◆ **Goal**
Read through the entries below and return each line with the word "this".

------------------------------------

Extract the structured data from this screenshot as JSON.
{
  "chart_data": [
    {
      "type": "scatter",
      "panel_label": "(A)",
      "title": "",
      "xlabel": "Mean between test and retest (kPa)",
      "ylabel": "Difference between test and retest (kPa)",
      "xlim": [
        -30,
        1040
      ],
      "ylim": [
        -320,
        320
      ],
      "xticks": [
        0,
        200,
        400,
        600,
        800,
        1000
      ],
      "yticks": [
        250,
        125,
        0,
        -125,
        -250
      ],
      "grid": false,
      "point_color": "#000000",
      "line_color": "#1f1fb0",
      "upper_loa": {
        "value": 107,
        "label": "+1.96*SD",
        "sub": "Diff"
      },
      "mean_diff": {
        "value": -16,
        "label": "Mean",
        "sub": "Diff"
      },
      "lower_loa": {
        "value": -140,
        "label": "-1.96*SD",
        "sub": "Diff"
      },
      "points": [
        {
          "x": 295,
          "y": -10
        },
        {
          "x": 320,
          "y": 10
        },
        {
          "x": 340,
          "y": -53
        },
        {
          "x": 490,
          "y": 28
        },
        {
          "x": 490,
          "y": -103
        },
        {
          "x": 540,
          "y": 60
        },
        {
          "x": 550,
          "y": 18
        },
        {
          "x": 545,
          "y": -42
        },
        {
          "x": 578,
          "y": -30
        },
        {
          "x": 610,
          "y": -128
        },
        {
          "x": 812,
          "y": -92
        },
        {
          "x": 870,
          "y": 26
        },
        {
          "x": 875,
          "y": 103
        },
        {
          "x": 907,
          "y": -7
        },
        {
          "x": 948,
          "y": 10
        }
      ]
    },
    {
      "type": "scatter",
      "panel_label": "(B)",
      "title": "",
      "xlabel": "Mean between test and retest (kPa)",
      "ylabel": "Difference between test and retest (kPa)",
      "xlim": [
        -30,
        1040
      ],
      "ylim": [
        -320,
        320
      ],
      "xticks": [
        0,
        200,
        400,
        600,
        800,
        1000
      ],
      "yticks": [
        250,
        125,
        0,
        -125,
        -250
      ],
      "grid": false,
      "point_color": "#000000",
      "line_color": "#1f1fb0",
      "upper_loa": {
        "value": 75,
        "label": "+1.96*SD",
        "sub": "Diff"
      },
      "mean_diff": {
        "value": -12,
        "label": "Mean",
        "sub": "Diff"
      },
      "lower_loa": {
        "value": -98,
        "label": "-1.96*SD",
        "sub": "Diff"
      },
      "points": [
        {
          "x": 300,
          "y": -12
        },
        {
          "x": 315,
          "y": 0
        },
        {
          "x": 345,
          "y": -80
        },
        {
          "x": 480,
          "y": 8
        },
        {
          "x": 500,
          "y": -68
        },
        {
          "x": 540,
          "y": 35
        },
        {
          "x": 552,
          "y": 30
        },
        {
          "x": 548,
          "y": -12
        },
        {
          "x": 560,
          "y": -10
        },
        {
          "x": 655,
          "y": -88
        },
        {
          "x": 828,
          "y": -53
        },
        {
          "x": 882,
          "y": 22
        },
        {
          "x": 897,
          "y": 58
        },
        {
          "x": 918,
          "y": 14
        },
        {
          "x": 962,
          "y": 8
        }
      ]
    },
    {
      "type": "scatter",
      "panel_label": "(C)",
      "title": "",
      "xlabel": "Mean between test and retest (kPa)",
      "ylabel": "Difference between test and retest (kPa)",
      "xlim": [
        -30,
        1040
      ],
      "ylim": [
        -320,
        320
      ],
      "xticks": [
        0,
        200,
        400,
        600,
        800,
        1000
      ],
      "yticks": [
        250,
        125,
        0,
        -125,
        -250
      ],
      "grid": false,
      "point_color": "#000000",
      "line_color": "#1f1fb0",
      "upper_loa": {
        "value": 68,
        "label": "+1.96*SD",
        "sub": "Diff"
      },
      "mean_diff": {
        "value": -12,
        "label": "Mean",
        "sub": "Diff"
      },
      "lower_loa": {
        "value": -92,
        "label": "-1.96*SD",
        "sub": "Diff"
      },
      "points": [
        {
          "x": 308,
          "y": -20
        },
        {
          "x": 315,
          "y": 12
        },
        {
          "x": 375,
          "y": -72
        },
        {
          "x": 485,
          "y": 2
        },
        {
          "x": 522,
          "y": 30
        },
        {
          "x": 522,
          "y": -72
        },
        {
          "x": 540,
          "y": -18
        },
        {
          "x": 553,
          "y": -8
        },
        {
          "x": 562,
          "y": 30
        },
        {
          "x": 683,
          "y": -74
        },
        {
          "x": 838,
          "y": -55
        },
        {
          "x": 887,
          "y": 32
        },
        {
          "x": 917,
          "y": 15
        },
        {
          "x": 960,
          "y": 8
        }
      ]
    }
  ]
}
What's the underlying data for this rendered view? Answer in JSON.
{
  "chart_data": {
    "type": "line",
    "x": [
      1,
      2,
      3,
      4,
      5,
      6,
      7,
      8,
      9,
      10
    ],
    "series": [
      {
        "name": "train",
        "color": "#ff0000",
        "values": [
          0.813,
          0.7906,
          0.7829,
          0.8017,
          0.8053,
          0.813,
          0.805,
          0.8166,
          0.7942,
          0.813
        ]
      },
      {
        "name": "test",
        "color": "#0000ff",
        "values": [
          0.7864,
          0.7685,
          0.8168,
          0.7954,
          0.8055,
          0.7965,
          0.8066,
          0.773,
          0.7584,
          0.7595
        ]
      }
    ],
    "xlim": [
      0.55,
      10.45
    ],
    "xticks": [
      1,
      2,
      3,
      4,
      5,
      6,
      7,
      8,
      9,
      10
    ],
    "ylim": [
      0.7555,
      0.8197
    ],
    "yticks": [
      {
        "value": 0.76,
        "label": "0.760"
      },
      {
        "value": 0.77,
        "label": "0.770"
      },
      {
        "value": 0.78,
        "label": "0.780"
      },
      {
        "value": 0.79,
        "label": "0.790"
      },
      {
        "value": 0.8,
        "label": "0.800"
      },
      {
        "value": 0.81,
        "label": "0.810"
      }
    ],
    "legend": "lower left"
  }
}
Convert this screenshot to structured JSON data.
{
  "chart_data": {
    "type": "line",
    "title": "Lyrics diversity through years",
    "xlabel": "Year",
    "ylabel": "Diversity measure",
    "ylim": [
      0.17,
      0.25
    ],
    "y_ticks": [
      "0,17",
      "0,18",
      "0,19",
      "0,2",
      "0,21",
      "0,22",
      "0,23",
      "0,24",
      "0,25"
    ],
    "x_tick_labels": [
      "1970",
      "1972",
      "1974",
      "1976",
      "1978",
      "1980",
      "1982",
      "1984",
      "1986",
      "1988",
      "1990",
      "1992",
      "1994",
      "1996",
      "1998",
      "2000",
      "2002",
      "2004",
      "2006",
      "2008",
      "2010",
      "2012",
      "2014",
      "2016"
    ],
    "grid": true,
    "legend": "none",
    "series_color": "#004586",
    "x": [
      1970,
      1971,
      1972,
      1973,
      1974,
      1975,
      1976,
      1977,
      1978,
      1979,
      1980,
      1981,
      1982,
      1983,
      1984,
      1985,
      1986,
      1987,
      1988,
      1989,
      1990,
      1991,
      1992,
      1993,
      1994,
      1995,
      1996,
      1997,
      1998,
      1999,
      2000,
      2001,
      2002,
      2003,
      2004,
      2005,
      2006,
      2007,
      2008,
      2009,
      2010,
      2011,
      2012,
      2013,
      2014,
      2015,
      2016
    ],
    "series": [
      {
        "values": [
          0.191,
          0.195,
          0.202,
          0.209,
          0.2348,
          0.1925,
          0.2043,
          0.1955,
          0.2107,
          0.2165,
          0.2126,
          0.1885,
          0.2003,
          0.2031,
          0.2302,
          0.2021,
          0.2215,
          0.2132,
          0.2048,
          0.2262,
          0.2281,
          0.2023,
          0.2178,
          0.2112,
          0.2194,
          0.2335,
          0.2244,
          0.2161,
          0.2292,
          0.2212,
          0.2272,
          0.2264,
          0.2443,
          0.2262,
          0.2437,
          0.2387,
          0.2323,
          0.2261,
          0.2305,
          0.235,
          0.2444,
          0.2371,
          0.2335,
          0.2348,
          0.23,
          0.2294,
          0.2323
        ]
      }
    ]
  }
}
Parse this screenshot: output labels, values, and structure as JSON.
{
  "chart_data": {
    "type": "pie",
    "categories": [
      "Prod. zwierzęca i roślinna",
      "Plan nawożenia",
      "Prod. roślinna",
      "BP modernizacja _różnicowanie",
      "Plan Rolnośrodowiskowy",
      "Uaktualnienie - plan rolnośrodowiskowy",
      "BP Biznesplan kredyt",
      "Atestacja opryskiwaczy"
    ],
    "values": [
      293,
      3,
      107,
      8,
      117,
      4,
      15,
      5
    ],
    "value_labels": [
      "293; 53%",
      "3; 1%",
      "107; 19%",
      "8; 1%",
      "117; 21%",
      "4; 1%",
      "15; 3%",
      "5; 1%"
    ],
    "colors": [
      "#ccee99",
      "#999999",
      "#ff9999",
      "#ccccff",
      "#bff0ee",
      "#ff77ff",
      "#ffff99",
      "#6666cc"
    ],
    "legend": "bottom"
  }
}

------------------------------------

◆ **Exercise result**
Extract the structured data from this screenshot as JSON.
What's the underlying data for this rendered view? Answer in JSON.
Convert this screenshot to structured JSON data.
Parse this screenshot: output labels, values, and structure as JSON.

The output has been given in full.